------ Listed entries

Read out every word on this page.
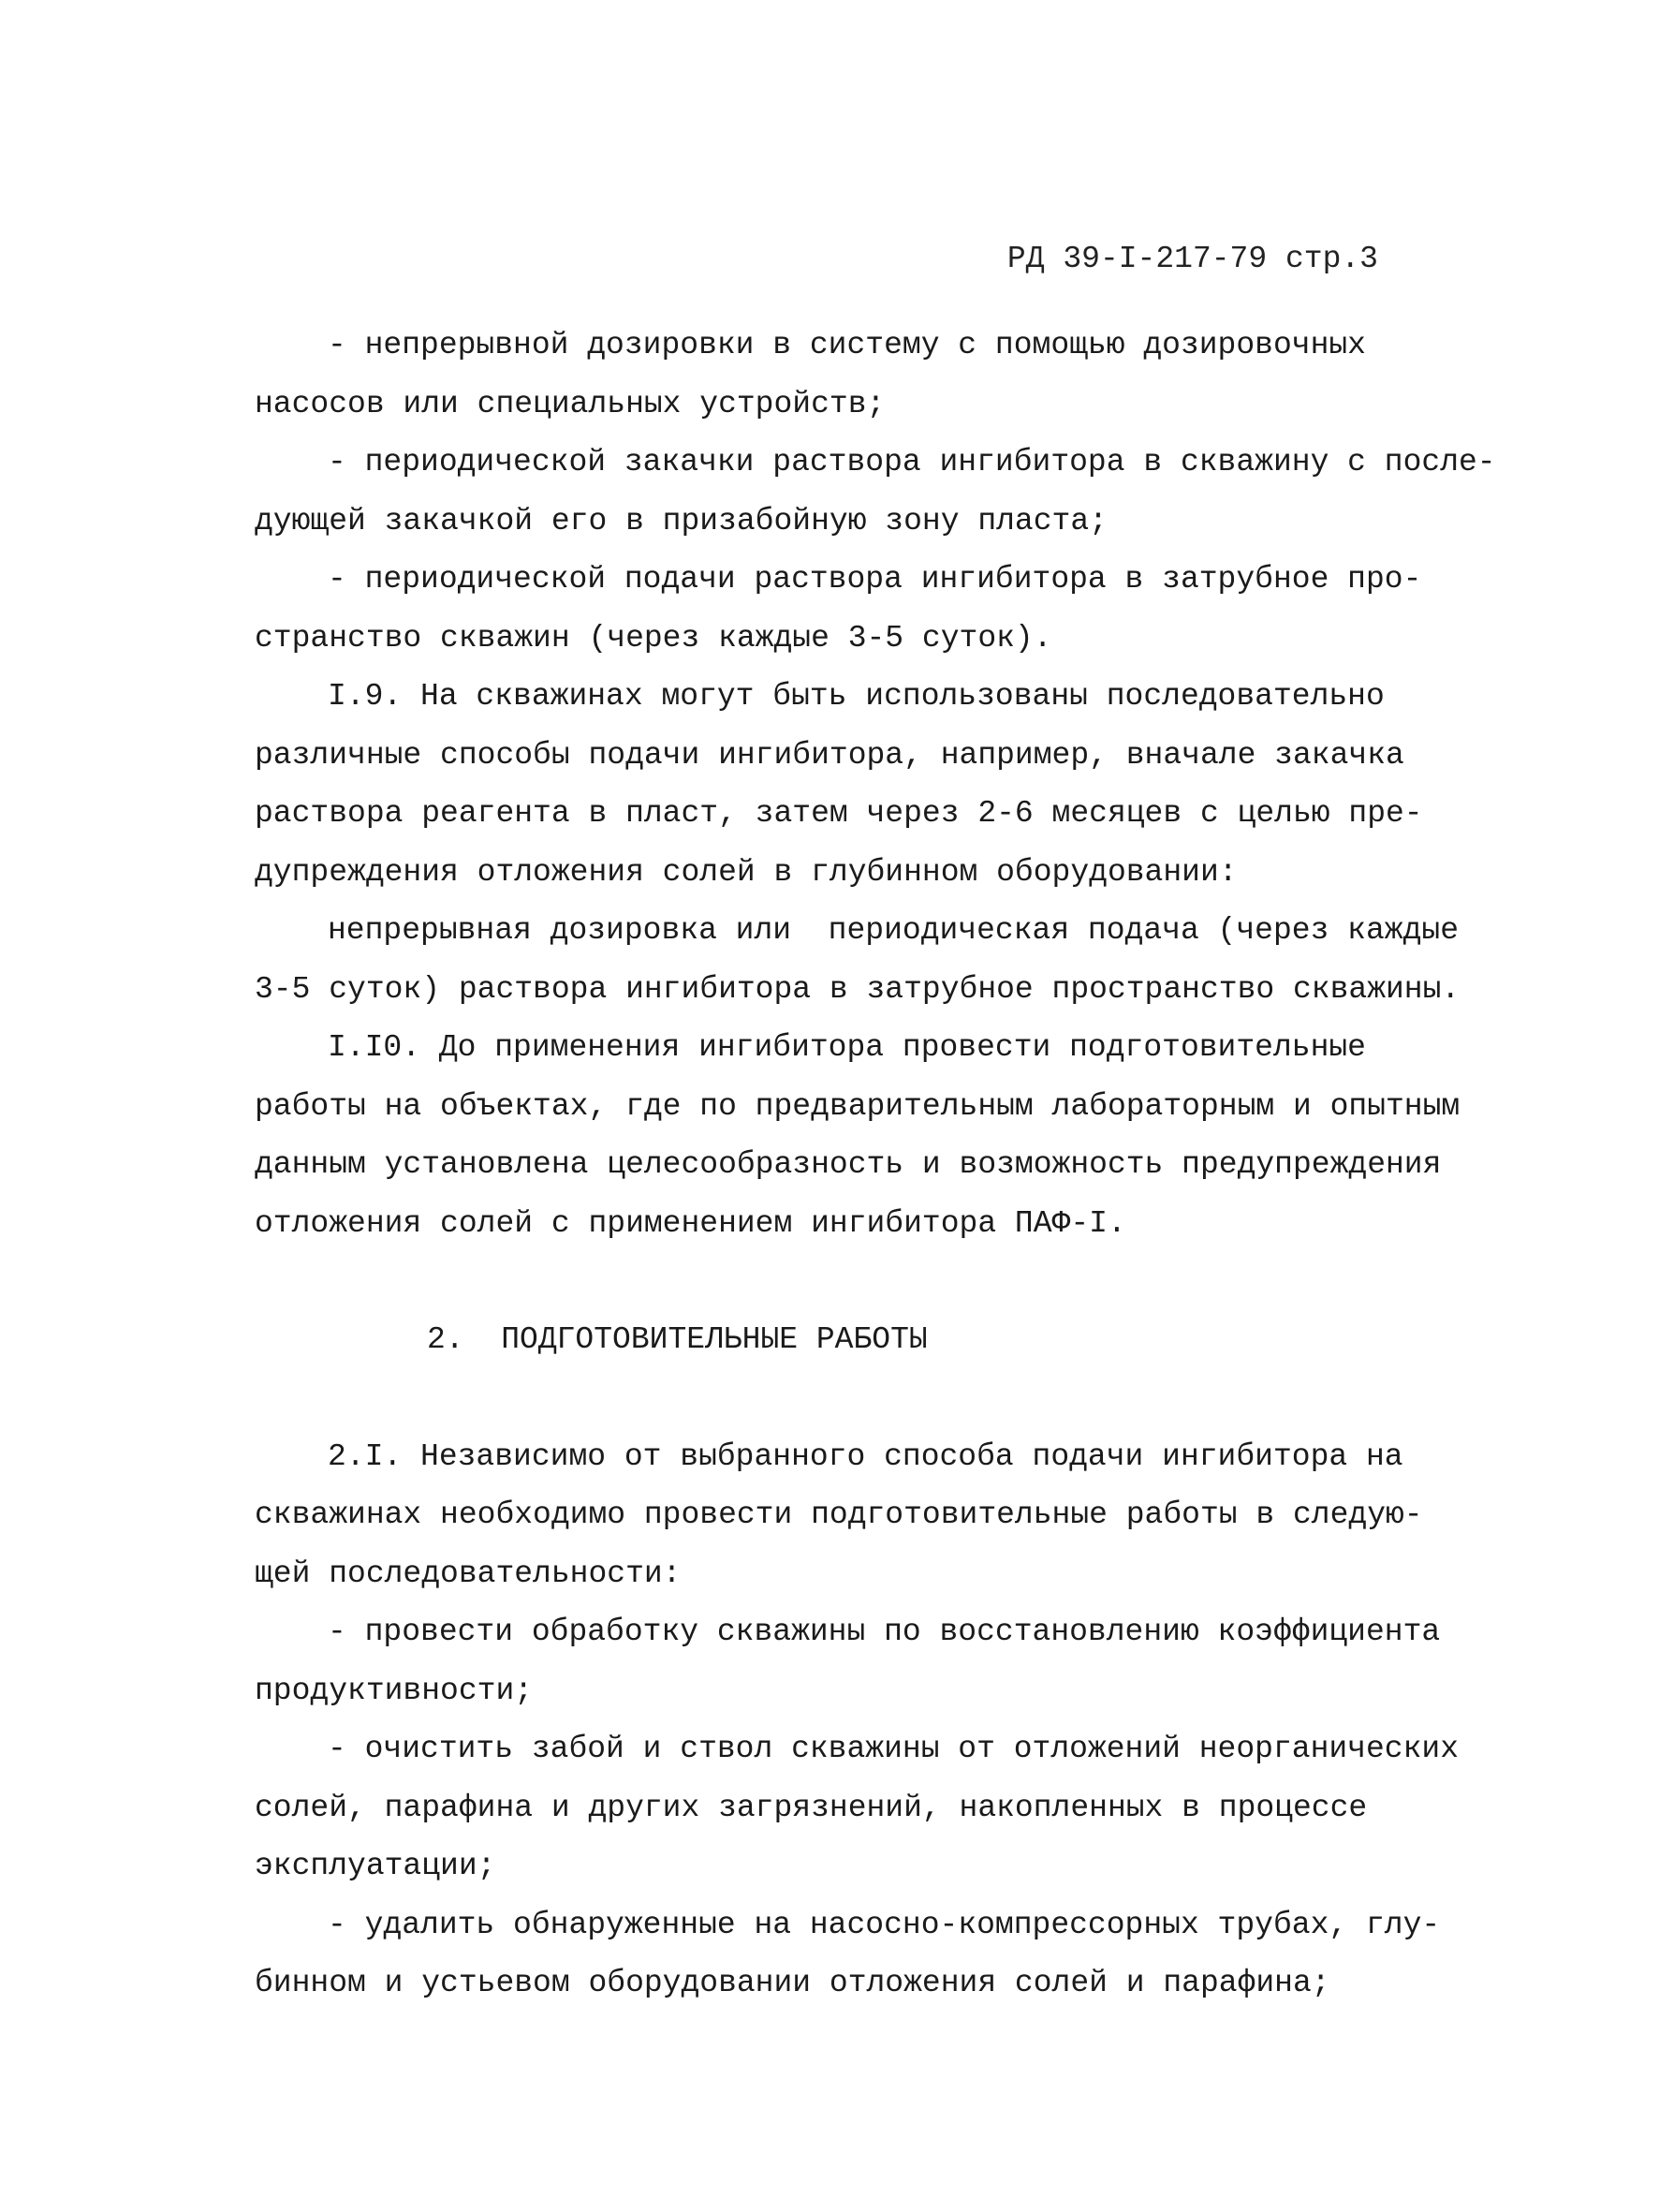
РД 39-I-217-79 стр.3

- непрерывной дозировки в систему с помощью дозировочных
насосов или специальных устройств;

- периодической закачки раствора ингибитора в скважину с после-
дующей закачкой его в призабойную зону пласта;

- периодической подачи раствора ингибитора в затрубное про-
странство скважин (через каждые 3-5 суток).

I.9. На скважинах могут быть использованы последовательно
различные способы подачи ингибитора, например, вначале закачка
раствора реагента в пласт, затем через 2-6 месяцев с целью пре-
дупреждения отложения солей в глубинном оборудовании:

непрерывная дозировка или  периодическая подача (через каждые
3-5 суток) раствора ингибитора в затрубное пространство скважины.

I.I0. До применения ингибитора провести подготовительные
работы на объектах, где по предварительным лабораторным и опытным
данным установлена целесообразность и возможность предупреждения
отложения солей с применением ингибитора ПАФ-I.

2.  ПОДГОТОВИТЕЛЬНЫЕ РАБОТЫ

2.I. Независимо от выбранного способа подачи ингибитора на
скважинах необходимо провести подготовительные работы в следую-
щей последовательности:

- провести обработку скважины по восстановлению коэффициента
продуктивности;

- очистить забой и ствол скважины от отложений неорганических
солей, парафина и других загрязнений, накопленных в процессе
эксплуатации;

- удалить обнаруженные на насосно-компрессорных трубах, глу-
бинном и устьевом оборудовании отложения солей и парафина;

------------
------ Listed entries

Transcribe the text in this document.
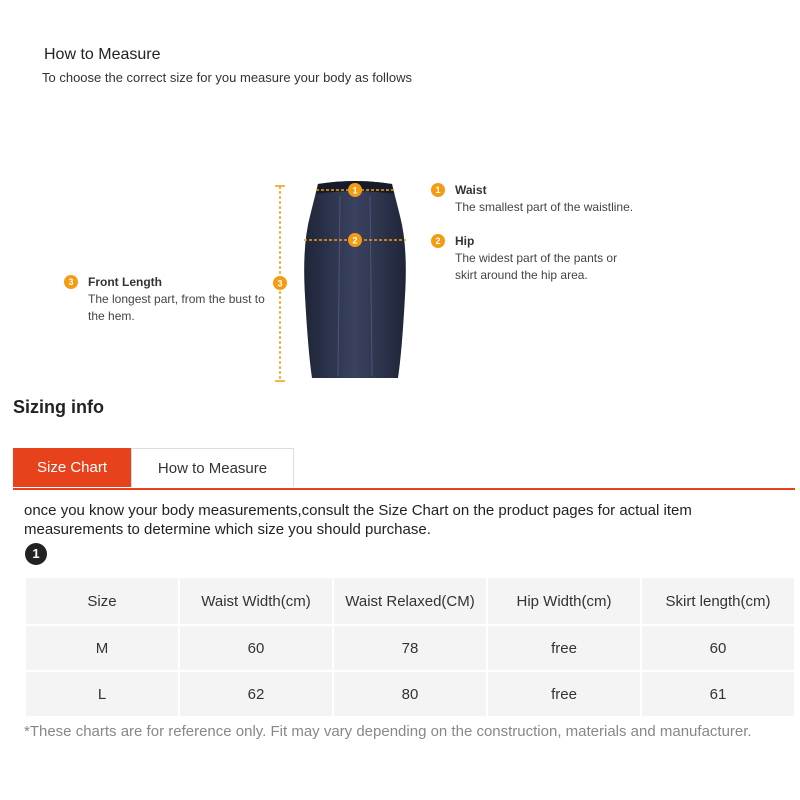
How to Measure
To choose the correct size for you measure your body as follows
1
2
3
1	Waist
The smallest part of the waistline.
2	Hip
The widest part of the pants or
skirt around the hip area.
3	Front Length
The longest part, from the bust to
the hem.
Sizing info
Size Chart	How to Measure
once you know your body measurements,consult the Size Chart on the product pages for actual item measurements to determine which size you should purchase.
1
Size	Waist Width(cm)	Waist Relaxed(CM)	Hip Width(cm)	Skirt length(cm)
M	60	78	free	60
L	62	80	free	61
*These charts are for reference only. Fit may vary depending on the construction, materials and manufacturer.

------------
------ Listed entries

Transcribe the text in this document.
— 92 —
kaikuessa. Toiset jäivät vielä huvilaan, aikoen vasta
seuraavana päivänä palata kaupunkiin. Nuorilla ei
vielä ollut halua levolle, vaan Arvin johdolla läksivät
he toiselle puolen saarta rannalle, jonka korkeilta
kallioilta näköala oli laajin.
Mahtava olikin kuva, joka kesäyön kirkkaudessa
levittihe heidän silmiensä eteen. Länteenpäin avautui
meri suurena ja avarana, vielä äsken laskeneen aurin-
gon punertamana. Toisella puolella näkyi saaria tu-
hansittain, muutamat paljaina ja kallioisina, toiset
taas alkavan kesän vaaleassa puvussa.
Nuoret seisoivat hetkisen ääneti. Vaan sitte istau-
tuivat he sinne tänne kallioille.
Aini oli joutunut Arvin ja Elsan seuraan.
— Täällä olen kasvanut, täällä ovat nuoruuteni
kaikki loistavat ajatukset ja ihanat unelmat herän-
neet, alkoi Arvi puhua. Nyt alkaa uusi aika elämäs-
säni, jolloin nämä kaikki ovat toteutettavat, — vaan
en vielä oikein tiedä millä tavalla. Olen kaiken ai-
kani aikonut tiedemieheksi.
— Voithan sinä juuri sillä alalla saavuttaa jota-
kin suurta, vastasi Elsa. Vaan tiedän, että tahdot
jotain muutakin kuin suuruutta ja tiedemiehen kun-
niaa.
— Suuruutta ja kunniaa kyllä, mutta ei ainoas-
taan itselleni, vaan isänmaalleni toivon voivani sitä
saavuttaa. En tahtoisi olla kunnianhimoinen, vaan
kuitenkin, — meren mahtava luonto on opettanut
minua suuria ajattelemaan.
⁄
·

------------

From the material above, copy each line that includes the word "подачи".

[Solution for this exercise]
- периодической подачи раствора ингибитора в затрубное про-
различные способы подачи ингибитора, например, вначале закачка
2.I. Независимо от выбранного способа подачи ингибитора на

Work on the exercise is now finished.